Task to carry out:
Quote the listing in full, exactly as given, minus any pictures.

Extracted records:

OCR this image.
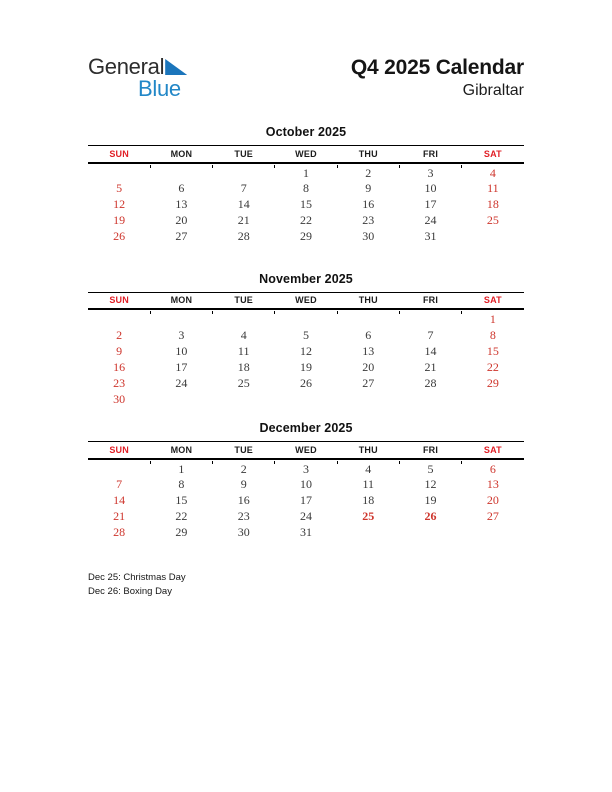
General
Blue
Q4 2025 Calendar
Gibraltar
October 2025
SUN	MON	TUE	WED	THU	FRI	SAT
			1	2	3	4
5	6	7	8	9	10	11
12	13	14	15	16	17	18
19	20	21	22	23	24	25
26	27	28	29	30	31	
November 2025
SUN	MON	TUE	WED	THU	FRI	SAT
						1
2	3	4	5	6	7	8
9	10	11	12	13	14	15
16	17	18	19	20	21	22
23	24	25	26	27	28	29
30						
December 2025
SUN	MON	TUE	WED	THU	FRI	SAT
	1	2	3	4	5	6
7	8	9	10	11	12	13
14	15	16	17	18	19	20
21	22	23	24	25	26	27
28	29	30	31			
Dec 25: Christmas Day
Dec 26: Boxing Day
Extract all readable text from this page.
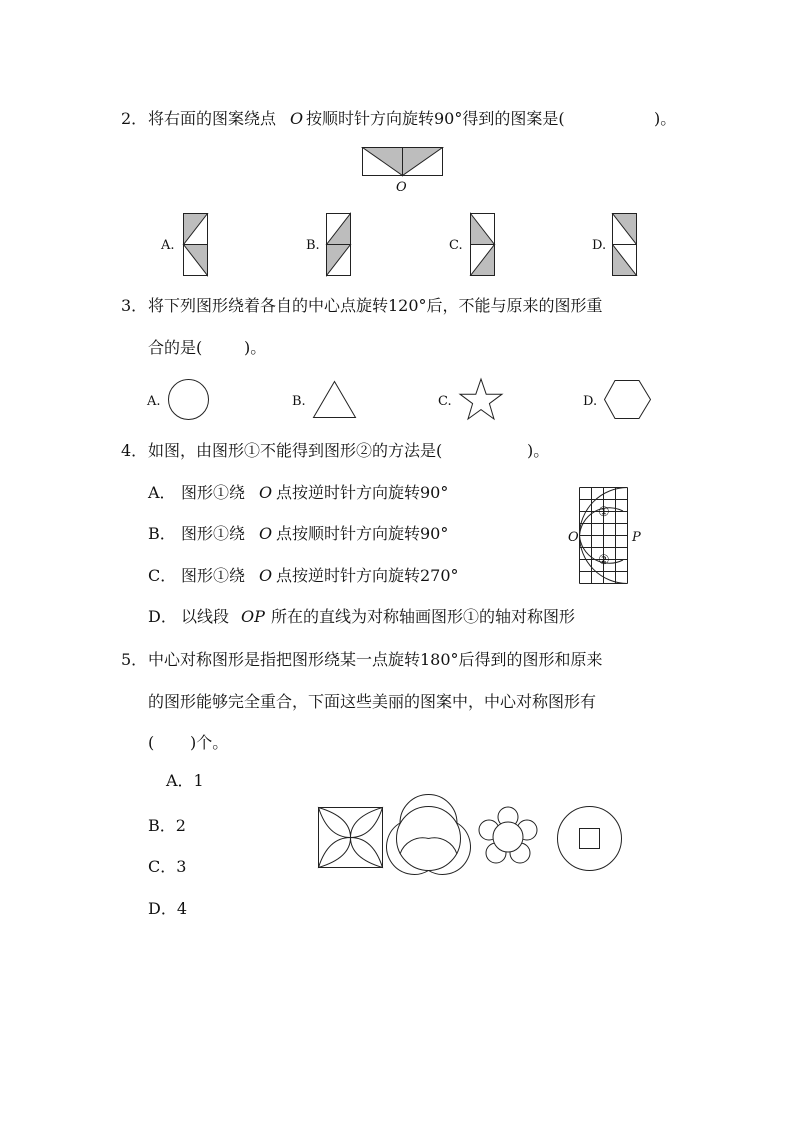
2． 将右面的图案绕点 O 按顺时针方向旋转90°得到的图案是(	)。
O
A.	B.	C.	D.
3． 将下列图形绕着各自的中心点旋转120°后，不能与原来的图形重
合的是(	)。
A.	B.	C.	D.
4． 如图，由图形①不能得到图形②的方法是(	)。
A． 图形①绕 O 点按逆时针方向旋转90°
B． 图形①绕 O 点按顺时针方向旋转90°
C． 图形①绕 O 点按逆时针方向旋转270°
D． 以线段 OP 所在的直线为对称轴画图形①的轴对称图形
O	P
①
②
5． 中心对称图形是指把图形绕某一点旋转180°后得到的图形和原来
的图形能够完全重合，下面这些美丽的图案中，中心对称图形有
( )个。
A．1
B．2
C．3
D．4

Response to this task:
OCR this image.
General
Blue
Q4 2025 Calendar
Gibraltar
October 2025
SUN	MON	TUE	WED	THU	FRI	SAT
			1	2	3	4
5	6	7	8	9	10	11
12	13	14	15	16	17	18
19	20	21	22	23	24	25
26	27	28	29	30	31	
November 2025
SUN	MON	TUE	WED	THU	FRI	SAT
						1
2	3	4	5	6	7	8
9	10	11	12	13	14	15
16	17	18	19	20	21	22
23	24	25	26	27	28	29
30						
December 2025
SUN	MON	TUE	WED	THU	FRI	SAT
	1	2	3	4	5	6
7	8	9	10	11	12	13
14	15	16	17	18	19	20
21	22	23	24	25	26	27
28	29	30	31			
Dec 25: Christmas Day
Dec 26: Boxing Day
Extract all readable text from this page.
2． 将右面的图案绕点 O 按顺时针方向旋转90°得到的图案是(	)。
O
A.	B.	C.	D.
3． 将下列图形绕着各自的中心点旋转120°后，不能与原来的图形重
合的是(	)。
A.	B.	C.	D.
4． 如图，由图形①不能得到图形②的方法是(	)。
A． 图形①绕 O 点按逆时针方向旋转90°
B． 图形①绕 O 点按顺时针方向旋转90°
C． 图形①绕 O 点按逆时针方向旋转270°
D． 以线段 OP 所在的直线为对称轴画图形①的轴对称图形
O	P
①
②
5． 中心对称图形是指把图形绕某一点旋转180°后得到的图形和原来
的图形能够完全重合，下面这些美丽的图案中，中心对称图形有
( )个。
A．1
B．2
C．3
D．4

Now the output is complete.